▶ **Task objective**:
Repeat the whole listing exactly.

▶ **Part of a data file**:
----------

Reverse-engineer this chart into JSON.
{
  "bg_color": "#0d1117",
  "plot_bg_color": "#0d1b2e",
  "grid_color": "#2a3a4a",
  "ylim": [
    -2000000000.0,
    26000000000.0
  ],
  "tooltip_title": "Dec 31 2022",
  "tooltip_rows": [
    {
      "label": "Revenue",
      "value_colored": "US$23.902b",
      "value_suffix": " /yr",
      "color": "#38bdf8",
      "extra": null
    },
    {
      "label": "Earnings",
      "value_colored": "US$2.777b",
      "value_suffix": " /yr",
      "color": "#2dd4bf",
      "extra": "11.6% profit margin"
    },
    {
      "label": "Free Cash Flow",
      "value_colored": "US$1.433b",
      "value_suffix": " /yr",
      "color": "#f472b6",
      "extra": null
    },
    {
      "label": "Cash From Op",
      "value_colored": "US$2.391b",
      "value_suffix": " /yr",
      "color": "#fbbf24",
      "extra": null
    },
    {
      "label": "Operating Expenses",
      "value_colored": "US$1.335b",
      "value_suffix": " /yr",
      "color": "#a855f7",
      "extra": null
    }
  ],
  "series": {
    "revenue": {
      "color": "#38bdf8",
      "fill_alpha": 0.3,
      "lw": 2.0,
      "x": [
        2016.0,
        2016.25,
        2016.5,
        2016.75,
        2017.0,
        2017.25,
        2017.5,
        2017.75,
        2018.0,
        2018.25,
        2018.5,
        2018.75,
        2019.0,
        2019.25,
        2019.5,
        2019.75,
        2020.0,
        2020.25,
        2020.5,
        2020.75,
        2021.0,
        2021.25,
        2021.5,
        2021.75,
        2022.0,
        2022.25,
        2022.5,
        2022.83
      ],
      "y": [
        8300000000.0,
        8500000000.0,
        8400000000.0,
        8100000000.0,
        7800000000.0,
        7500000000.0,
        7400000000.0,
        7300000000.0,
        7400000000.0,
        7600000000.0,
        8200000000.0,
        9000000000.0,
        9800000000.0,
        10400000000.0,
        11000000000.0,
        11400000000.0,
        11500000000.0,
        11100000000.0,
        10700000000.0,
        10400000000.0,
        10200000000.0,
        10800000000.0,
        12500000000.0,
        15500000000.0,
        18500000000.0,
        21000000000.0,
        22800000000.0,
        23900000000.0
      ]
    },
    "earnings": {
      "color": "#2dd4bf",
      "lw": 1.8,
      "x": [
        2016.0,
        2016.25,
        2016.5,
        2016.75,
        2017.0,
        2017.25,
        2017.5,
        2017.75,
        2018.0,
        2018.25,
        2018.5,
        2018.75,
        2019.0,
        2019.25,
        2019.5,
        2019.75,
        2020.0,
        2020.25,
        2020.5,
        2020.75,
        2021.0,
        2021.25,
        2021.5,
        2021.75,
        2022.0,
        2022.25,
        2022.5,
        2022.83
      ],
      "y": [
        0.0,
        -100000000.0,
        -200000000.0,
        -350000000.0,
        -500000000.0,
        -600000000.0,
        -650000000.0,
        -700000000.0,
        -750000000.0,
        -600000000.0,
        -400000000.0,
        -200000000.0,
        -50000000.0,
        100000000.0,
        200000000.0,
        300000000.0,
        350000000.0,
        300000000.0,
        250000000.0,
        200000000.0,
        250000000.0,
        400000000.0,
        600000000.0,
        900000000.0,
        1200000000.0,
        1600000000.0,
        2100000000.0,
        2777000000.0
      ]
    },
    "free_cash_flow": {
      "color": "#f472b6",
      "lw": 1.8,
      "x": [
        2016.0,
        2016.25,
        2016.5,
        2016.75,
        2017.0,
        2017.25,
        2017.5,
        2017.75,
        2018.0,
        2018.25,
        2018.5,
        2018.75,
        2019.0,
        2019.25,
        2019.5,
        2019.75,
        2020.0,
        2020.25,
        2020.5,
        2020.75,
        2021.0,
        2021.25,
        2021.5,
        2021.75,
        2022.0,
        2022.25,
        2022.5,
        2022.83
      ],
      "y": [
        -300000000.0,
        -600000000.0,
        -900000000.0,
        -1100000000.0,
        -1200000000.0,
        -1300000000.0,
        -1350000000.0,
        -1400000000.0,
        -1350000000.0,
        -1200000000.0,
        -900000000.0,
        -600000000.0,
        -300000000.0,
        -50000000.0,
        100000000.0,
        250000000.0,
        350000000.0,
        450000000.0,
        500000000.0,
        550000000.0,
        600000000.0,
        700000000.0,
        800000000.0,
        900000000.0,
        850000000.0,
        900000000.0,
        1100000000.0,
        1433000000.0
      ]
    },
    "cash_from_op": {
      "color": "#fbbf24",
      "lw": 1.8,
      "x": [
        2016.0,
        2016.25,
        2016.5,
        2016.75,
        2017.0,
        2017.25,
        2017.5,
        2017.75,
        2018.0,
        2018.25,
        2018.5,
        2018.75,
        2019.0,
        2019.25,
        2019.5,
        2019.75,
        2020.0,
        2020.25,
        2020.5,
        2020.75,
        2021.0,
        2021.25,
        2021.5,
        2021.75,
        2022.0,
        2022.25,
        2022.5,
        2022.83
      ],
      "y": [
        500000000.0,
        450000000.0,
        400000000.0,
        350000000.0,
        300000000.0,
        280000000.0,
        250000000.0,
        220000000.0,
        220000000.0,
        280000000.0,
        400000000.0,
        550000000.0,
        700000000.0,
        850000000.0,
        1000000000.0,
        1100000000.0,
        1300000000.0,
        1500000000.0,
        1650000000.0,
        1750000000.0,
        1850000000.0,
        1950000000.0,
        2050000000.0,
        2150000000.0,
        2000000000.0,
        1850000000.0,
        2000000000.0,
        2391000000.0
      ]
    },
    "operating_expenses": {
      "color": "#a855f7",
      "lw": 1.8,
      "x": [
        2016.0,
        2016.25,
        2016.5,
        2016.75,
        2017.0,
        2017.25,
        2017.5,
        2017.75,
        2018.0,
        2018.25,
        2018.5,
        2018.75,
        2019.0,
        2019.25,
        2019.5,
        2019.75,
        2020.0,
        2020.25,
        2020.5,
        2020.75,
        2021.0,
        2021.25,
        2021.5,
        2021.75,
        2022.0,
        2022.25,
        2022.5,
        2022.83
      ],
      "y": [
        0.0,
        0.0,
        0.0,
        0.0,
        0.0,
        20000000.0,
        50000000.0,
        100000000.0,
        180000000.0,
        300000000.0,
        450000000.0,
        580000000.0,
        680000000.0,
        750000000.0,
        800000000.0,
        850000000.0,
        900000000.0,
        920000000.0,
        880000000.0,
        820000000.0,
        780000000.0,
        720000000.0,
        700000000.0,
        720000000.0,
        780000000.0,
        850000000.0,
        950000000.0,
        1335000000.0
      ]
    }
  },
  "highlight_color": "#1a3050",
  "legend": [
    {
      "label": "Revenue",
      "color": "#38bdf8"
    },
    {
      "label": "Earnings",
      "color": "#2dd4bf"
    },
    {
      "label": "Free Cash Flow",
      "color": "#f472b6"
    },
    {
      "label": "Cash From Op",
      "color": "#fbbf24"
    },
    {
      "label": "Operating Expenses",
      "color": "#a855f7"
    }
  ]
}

----------

▶ **Response to this exercise**:
Reverse-engineer this chart into JSON.
{
  "bg_color": "#0d1117",
  "plot_bg_color": "#0d1b2e",
  "grid_color": "#2a3a4a",
  "ylim": [
    -2000000000.0,
    26000000000.0
  ],
  "tooltip_title": "Dec 31 2022",
  "tooltip_rows": [
    {
      "label": "Revenue",
      "value_colored": "US$23.902b",
      "value_suffix": " /yr",
      "color": "#38bdf8",
      "extra": null
    },
    {
      "label": "Earnings",
      "value_colored": "US$2.777b",
      "value_suffix": " /yr",
      "color": "#2dd4bf",
      "extra": "11.6% profit margin"
    },
    {
      "label": "Free Cash Flow",
      "value_colored": "US$1.433b",
      "value_suffix": " /yr",
      "color": "#f472b6",
      "extra": null
    },
    {
      "label": "Cash From Op",
      "value_colored": "US$2.391b",
      "value_suffix": " /yr",
      "color": "#fbbf24",
      "extra": null
    },
    {
      "label": "Operating Expenses",
      "value_colored": "US$1.335b",
      "value_suffix": " /yr",
      "color": "#a855f7",
      "extra": null
    }
  ],
  "series": {
    "revenue": {
      "color": "#38bdf8",
      "fill_alpha": 0.3,
      "lw": 2.0,
      "x": [
        2016.0,
        2016.25,
        2016.5,
        2016.75,
        2017.0,
        2017.25,
        2017.5,
        2017.75,
        2018.0,
        2018.25,
        2018.5,
        2018.75,
        2019.0,
        2019.25,
        2019.5,
        2019.75,
        2020.0,
        2020.25,
        2020.5,
        2020.75,
        2021.0,
        2021.25,
        2021.5,
        2021.75,
        2022.0,
        2022.25,
        2022.5,
        2022.83
      ],
      "y": [
        8300000000.0,
        8500000000.0,
        8400000000.0,
        8100000000.0,
        7800000000.0,
        7500000000.0,
        7400000000.0,
        7300000000.0,
        7400000000.0,
        7600000000.0,
        8200000000.0,
        9000000000.0,
        9800000000.0,
        10400000000.0,
        11000000000.0,
        11400000000.0,
        11500000000.0,
        11100000000.0,
        10700000000.0,
        10400000000.0,
        10200000000.0,
        10800000000.0,
        12500000000.0,
        15500000000.0,
        18500000000.0,
        21000000000.0,
        22800000000.0,
        23900000000.0
      ]
    },
    "earnings": {
      "color": "#2dd4bf",
      "lw": 1.8,
      "x": [
        2016.0,
        2016.25,
        2016.5,
        2016.75,
        2017.0,
        2017.25,
        2017.5,
        2017.75,
        2018.0,
        2018.25,
        2018.5,
        2018.75,
        2019.0,
        2019.25,
        2019.5,
        2019.75,
        2020.0,
        2020.25,
        2020.5,
        2020.75,
        2021.0,
        2021.25,
        2021.5,
        2021.75,
        2022.0,
        2022.25,
        2022.5,
        2022.83
      ],
      "y": [
        0.0,
        -100000000.0,
        -200000000.0,
        -350000000.0,
        -500000000.0,
        -600000000.0,
        -650000000.0,
        -700000000.0,
        -750000000.0,
        -600000000.0,
        -400000000.0,
        -200000000.0,
        -50000000.0,
        100000000.0,
        200000000.0,
        300000000.0,
        350000000.0,
        300000000.0,
        250000000.0,
        200000000.0,
        250000000.0,
        400000000.0,
        600000000.0,
        900000000.0,
        1200000000.0,
        1600000000.0,
        2100000000.0,
        2777000000.0
      ]
    },
    "free_cash_flow": {
      "color": "#f472b6",
      "lw": 1.8,
      "x": [
        2016.0,
        2016.25,
        2016.5,
        2016.75,
        2017.0,
        2017.25,
        2017.5,
        2017.75,
        2018.0,
        2018.25,
        2018.5,
        2018.75,
        2019.0,
        2019.25,
        2019.5,
        2019.75,
        2020.0,
        2020.25,
        2020.5,
        2020.75,
        2021.0,
        2021.25,
        2021.5,
        2021.75,
        2022.0,
        2022.25,
        2022.5,
        2022.83
      ],
      "y": [
        -300000000.0,
        -600000000.0,
        -900000000.0,
        -1100000000.0,
        -1200000000.0,
        -1300000000.0,
        -1350000000.0,
        -1400000000.0,
        -1350000000.0,
        -1200000000.0,
        -900000000.0,
        -600000000.0,
        -300000000.0,
        -50000000.0,
        100000000.0,
        250000000.0,
        350000000.0,
        450000000.0,
        500000000.0,
        550000000.0,
        600000000.0,
        700000000.0,
        800000000.0,
        900000000.0,
        850000000.0,
        900000000.0,
        1100000000.0,
        1433000000.0
      ]
    },
    "cash_from_op": {
      "color": "#fbbf24",
      "lw": 1.8,
      "x": [
        2016.0,
        2016.25,
        2016.5,
        2016.75,
        2017.0,
        2017.25,
        2017.5,
        2017.75,
        2018.0,
        2018.25,
        2018.5,
        2018.75,
        2019.0,
        2019.25,
        2019.5,
        2019.75,
        2020.0,
        2020.25,
        2020.5,
        2020.75,
        2021.0,
        2021.25,
        2021.5,
        2021.75,
        2022.0,
        2022.25,
        2022.5,
        2022.83
      ],
      "y": [
        500000000.0,
        450000000.0,
        400000000.0,
        350000000.0,
        300000000.0,
        280000000.0,
        250000000.0,
        220000000.0,
        220000000.0,
        280000000.0,
        400000000.0,
        550000000.0,
        700000000.0,
        850000000.0,
        1000000000.0,
        1100000000.0,
        1300000000.0,
        1500000000.0,
        1650000000.0,
        1750000000.0,
        1850000000.0,
        1950000000.0,
        2050000000.0,
        2150000000.0,
        2000000000.0,
        1850000000.0,
        2000000000.0,
        2391000000.0
      ]
    },
    "operating_expenses": {
      "color": "#a855f7",
      "lw": 1.8,
      "x": [
        2016.0,
        2016.25,
        2016.5,
        2016.75,
        2017.0,
        2017.25,
        2017.5,
        2017.75,
        2018.0,
        2018.25,
        2018.5,
        2018.75,
        2019.0,
        2019.25,
        2019.5,
        2019.75,
        2020.0,
        2020.25,
        2020.5,
        2020.75,
        2021.0,
        2021.25,
        2021.5,
        2021.75,
        2022.0,
        2022.25,
        2022.5,
        2022.83
      ],
      "y": [
        0.0,
        0.0,
        0.0,
        0.0,
        0.0,
        20000000.0,
        50000000.0,
        100000000.0,
        180000000.0,
        300000000.0,
        450000000.0,
        580000000.0,
        680000000.0,
        750000000.0,
        800000000.0,
        850000000.0,
        900000000.0,
        920000000.0,
        880000000.0,
        820000000.0,
        780000000.0,
        720000000.0,
        700000000.0,
        720000000.0,
        780000000.0,
        850000000.0,
        950000000.0,
        1335000000.0
      ]
    }
  },
  "highlight_color": "#1a3050",
  "legend": [
    {
      "label": "Revenue",
      "color": "#38bdf8"
    },
    {
      "label": "Earnings",
      "color": "#2dd4bf"
    },
    {
      "label": "Free Cash Flow",
      "color": "#f472b6"
    },
    {
      "label": "Cash From Op",
      "color": "#fbbf24"
    },
    {
      "label": "Operating Expenses",
      "color": "#a855f7"
    }
  ]
}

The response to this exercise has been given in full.